-- Start DATA SHOWN --

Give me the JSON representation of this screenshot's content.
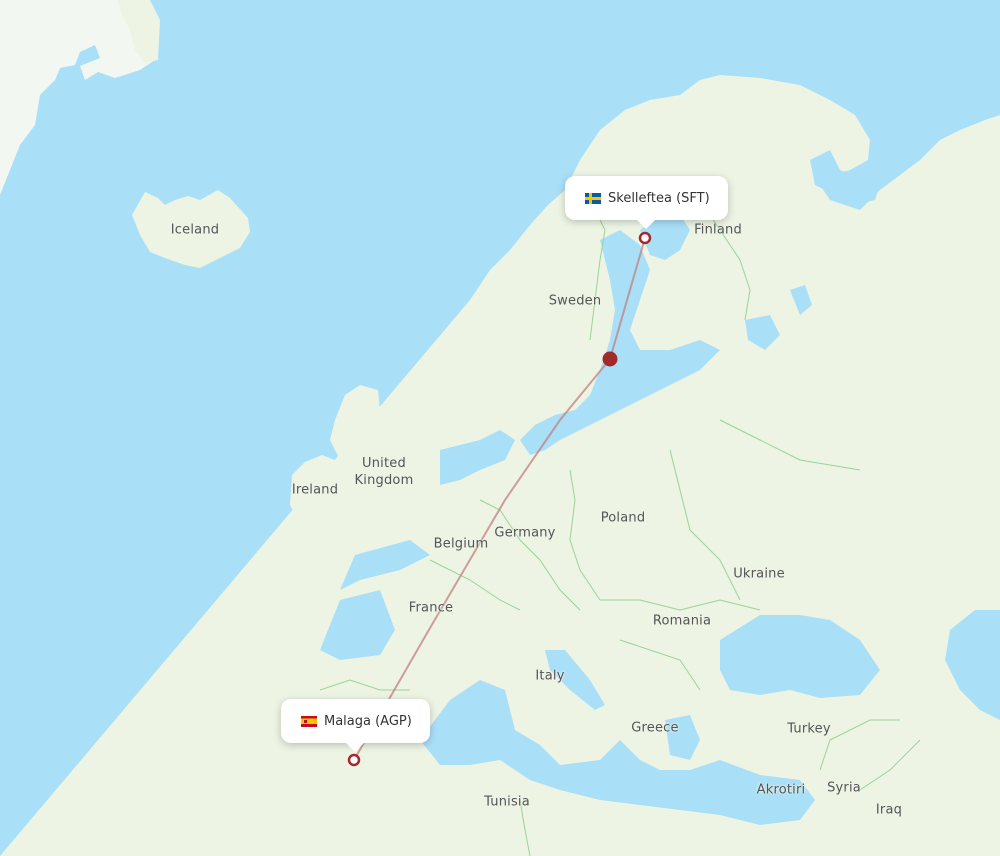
{
  "map": {
    "colors": {
      "water": "#aadff8",
      "land": "#edf4e4",
      "border": "#9bd29a",
      "route": "#c08080",
      "marker": "#a32a2a"
    },
    "route": {
      "origin": {
        "name": "Skelleftea",
        "code": "SFT",
        "label": "Skelleftea (SFT)",
        "country_flag": "sweden-flag"
      },
      "destination": {
        "name": "Malaga",
        "code": "AGP",
        "label": "Malaga (AGP)",
        "country_flag": "spain-flag"
      },
      "progress_marker": "aircraft-position-dot"
    },
    "country_labels": [
      {
        "key": "iceland",
        "text": "Iceland"
      },
      {
        "key": "finland",
        "text": "Finland"
      },
      {
        "key": "sweden",
        "text": "Sweden"
      },
      {
        "key": "united_kingdom",
        "text": "United\nKingdom"
      },
      {
        "key": "ireland",
        "text": "Ireland"
      },
      {
        "key": "belgium",
        "text": "Belgium"
      },
      {
        "key": "germany",
        "text": "Germany"
      },
      {
        "key": "poland",
        "text": "Poland"
      },
      {
        "key": "ukraine",
        "text": "Ukraine"
      },
      {
        "key": "france",
        "text": "France"
      },
      {
        "key": "romania",
        "text": "Romania"
      },
      {
        "key": "italy",
        "text": "Italy"
      },
      {
        "key": "greece",
        "text": "Greece"
      },
      {
        "key": "turkey",
        "text": "Turkey"
      },
      {
        "key": "tunisia",
        "text": "Tunisia"
      },
      {
        "key": "akrotiri",
        "text": "Akrotiri"
      },
      {
        "key": "syria",
        "text": "Syria"
      },
      {
        "key": "iraq",
        "text": "Iraq"
      }
    ]
  }
}
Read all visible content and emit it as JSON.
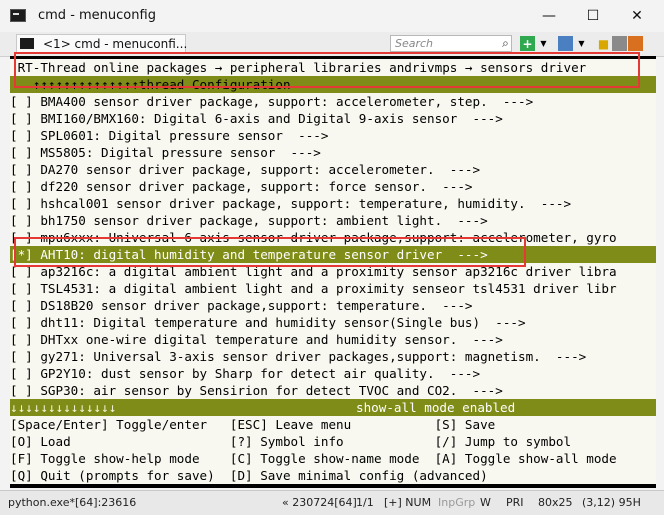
{
  "window": {
    "title": "cmd - menuconfig"
  },
  "tab": {
    "label": "<1> cmd - menuconfi..."
  },
  "toolbar": {
    "search_placeholder": "Search"
  },
  "breadcrumb": "RT-Thread online packages → peripheral libraries andrivmps → sensors driver",
  "header_sub": "↑↑↑↑↑↑↑↑↑↑↑↑↑↑thread Configuration",
  "items": [
    "[ ] BMA400 sensor driver package, support: accelerometer, step.  --->",
    "[ ] BMI160/BMX160: Digital 6-axis and Digital 9-axis sensor  --->",
    "[ ] SPL0601: Digital pressure sensor  --->",
    "[ ] MS5805: Digital pressure sensor  --->",
    "[ ] DA270 sensor driver package, support: accelerometer.  --->",
    "[ ] df220 sensor driver package, support: force sensor.  --->",
    "[ ] hshcal001 sensor driver package, support: temperature, humidity.  --->",
    "[ ] bh1750 sensor driver package, support: ambient light.  --->",
    "[ ] mpu6xxx: Universal 6-axis sensor driver package,support: accelerometer, gyro",
    "[*] AHT10: digital humidity and temperature sensor driver  --->",
    "[ ] ap3216c: a digital ambient light and a proximity sensor ap3216c driver libra",
    "[ ] TSL4531: a digital ambient light and a proximity senseor tsl4531 driver libr",
    "[ ] DS18B20 sensor driver package,support: temperature.  --->",
    "[ ] dht11: Digital temperature and humidity sensor(Single bus)  --->",
    "[ ] DHTxx one-wire digital temperature and humidity sensor.  --->",
    "[ ] gy271: Universal 3-axis sensor driver packages,support: magnetism.  --->",
    "[ ] GP2Y10: dust sensor by Sharp for detect air quality.  --->",
    "[ ] SGP30: air sensor by Sensirion for detect TVOC and CO2.  --->"
  ],
  "footer_bar": {
    "arrows": "↓↓↓↓↓↓↓↓↓↓↓↓↓↓",
    "mode": "show-all mode enabled"
  },
  "help_lines": [
    "[Space/Enter] Toggle/enter   [ESC] Leave menu           [S] Save",
    "[O] Load                     [?] Symbol info            [/] Jump to symbol",
    "[F] Toggle show-help mode    [C] Toggle show-name mode  [A] Toggle show-all mode",
    "[Q] Quit (prompts for save)  [D] Save minimal config (advanced)"
  ],
  "status": {
    "process": "python.exe*[64]:23616",
    "build": "« 230724[64]",
    "pos": "1/1",
    "num": "[+] NUM",
    "inpgrp": "InpGrp",
    "w": "W",
    "pri": "PRI",
    "size": "80x25",
    "cursor": "(3,12) 95H"
  },
  "colors": {
    "terminal_bg": "#000000",
    "dialog_bg": "#f8f8f0",
    "highlight_bar": "#7f8c18",
    "annotation_red": "#e53935"
  }
}
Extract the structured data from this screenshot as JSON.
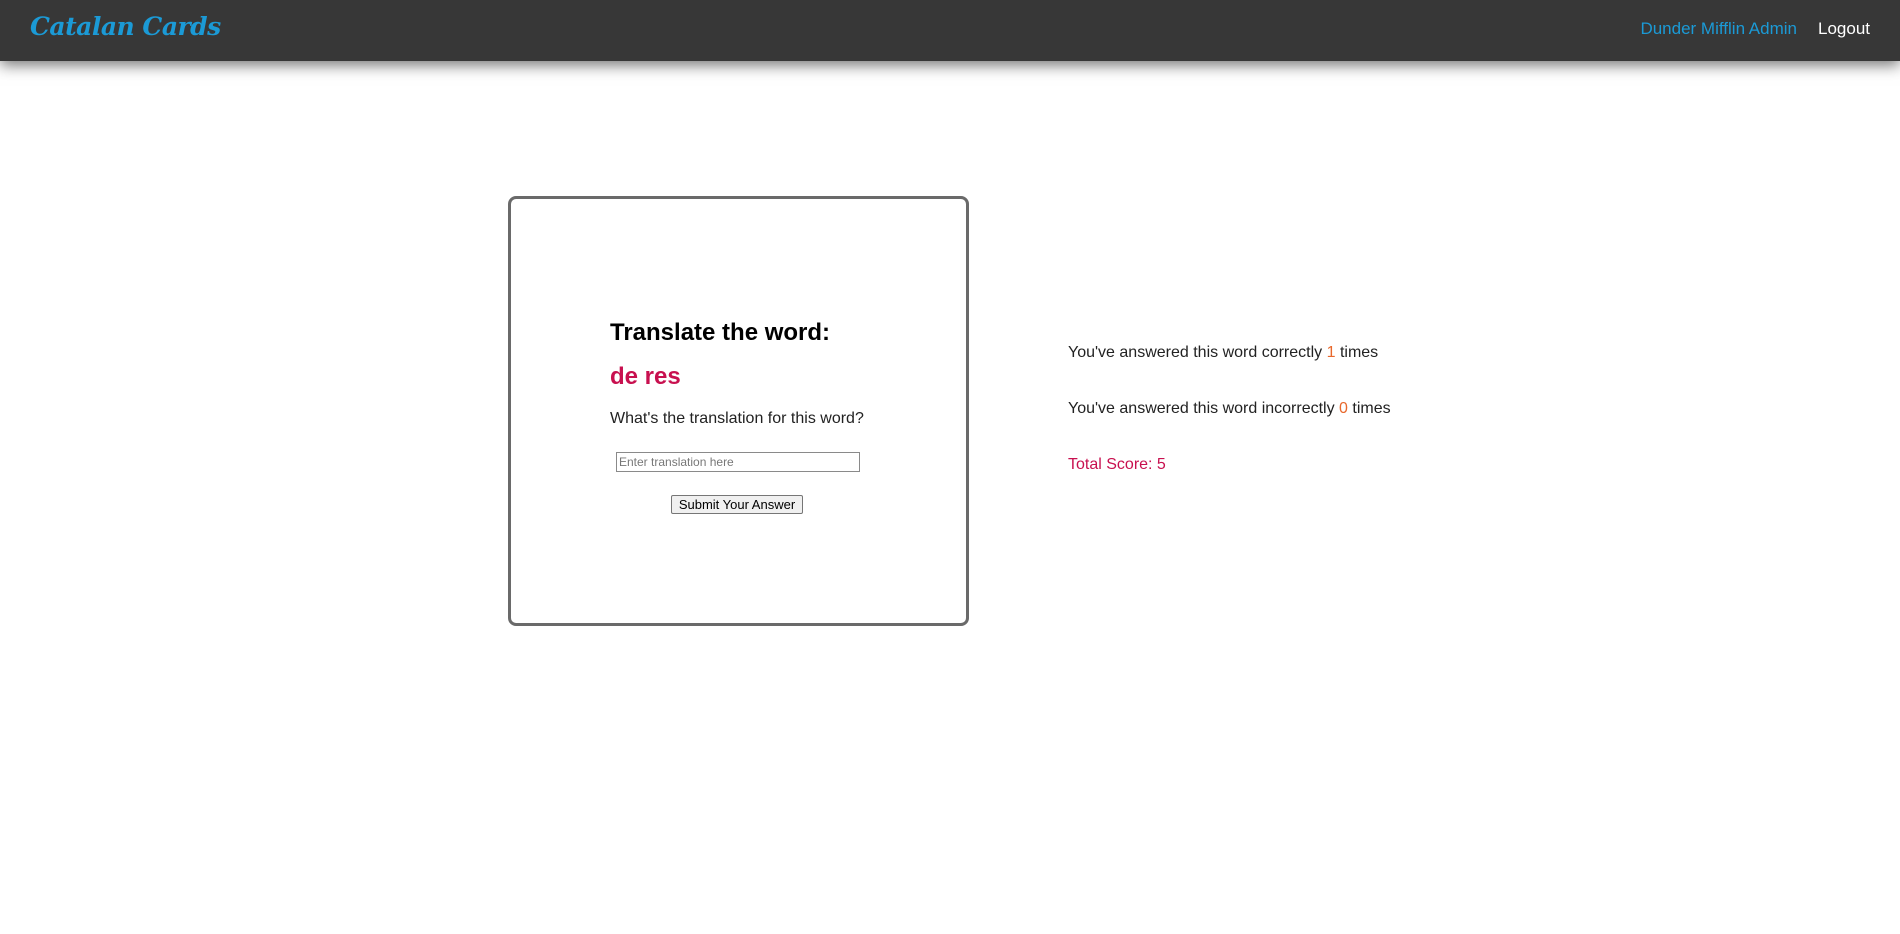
{
  "header": {
    "brand": "Catalan Cards",
    "user": "Dunder Mifflin Admin",
    "logout": "Logout"
  },
  "card": {
    "prompt": "Translate the word:",
    "word": "de res",
    "question": "What's the translation for this word?",
    "input_placeholder": "Enter translation here",
    "input_value": "",
    "submit_label": "Submit Your Answer"
  },
  "stats": {
    "correct_prefix": "You've answered this word correctly ",
    "correct_count": "1",
    "correct_suffix": " times",
    "incorrect_prefix": "You've answered this word incorrectly ",
    "incorrect_count": "0",
    "incorrect_suffix": " times",
    "total_score": "Total Score: 5"
  },
  "colors": {
    "brand_accent": "#1b9ad6",
    "word_color": "#c8104f",
    "count_color": "#e8682c",
    "header_bg": "#373737"
  }
}
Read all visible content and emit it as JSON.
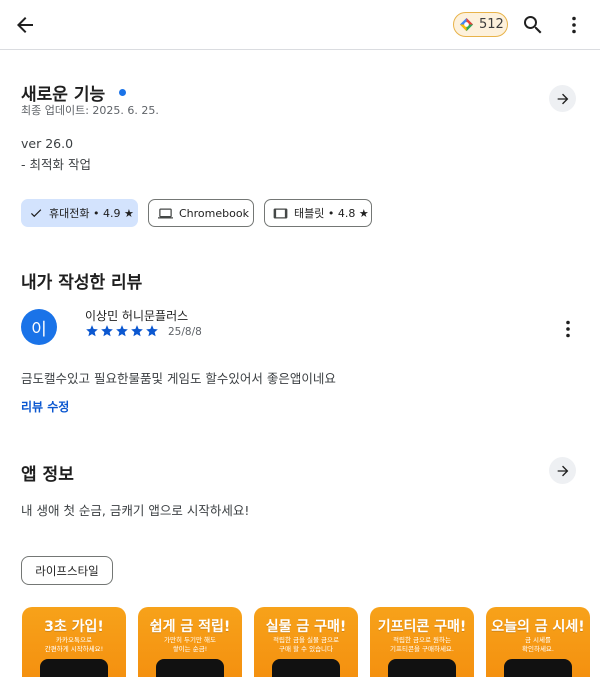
{
  "header": {
    "points": "512"
  },
  "whats_new": {
    "title": "새로운 기능",
    "updated": "최종 업데이트: 2025. 6. 25.",
    "version": "ver 26.0",
    "note": "- 최적화 작업"
  },
  "devices": [
    {
      "label": "휴대전화 • 4.9 ★",
      "selected": true
    },
    {
      "label": "Chromebook",
      "selected": false
    },
    {
      "label": "태블릿 • 4.8 ★",
      "selected": false
    }
  ],
  "my_review": {
    "title": "내가 작성한 리뷰",
    "avatar_letter": "이",
    "reviewer": "이상민 허니문플러스",
    "rating": 5,
    "date": "25/8/8",
    "text": "금도캘수있고 필요한물품및 게임도 할수있어서 좋은앱이네요",
    "edit_link": "리뷰 수정"
  },
  "app_info": {
    "title": "앱 정보",
    "description": "내 생애 첫 순금, 금캐기 앱으로 시작하세요!",
    "category": "라이프스타일"
  },
  "screenshots": [
    {
      "title": "3초 가입!",
      "sub1": "카카오톡으로",
      "sub2": "간편하게 시작하세요!"
    },
    {
      "title": "쉽게 금 적립!",
      "sub1": "가만히 두기만 해도",
      "sub2": "쌓이는 순금!"
    },
    {
      "title": "실물 금 구매!",
      "sub1": "적립한 금을 실물 금으로",
      "sub2": "구매 할 수 있습니다"
    },
    {
      "title": "기프티콘 구매!",
      "sub1": "적립한 금으로 원하는",
      "sub2": "기프티콘을 구매하세요."
    },
    {
      "title": "오늘의 금 시세!",
      "sub1": "금 시세를",
      "sub2": "확인하세요."
    }
  ],
  "colors": {
    "accent_blue": "#0b57d0",
    "selected_chip": "#d3e3fd",
    "new_dot": "#1a73e8",
    "screenshot_orange": "#f7a21a"
  }
}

-- End DATA SHOWN --

- **PROBLEM DETAILS**: Return each line among the entries that holds the word "packages".

- **FINISHED ANSWER**:
  "breadcrumb": "RT-Thread online packages → peripheral libraries andrivmps → sensors driver",
    "[ ] gy271: Universal 3-axis sensor driver packages,support: magnetism.  --->",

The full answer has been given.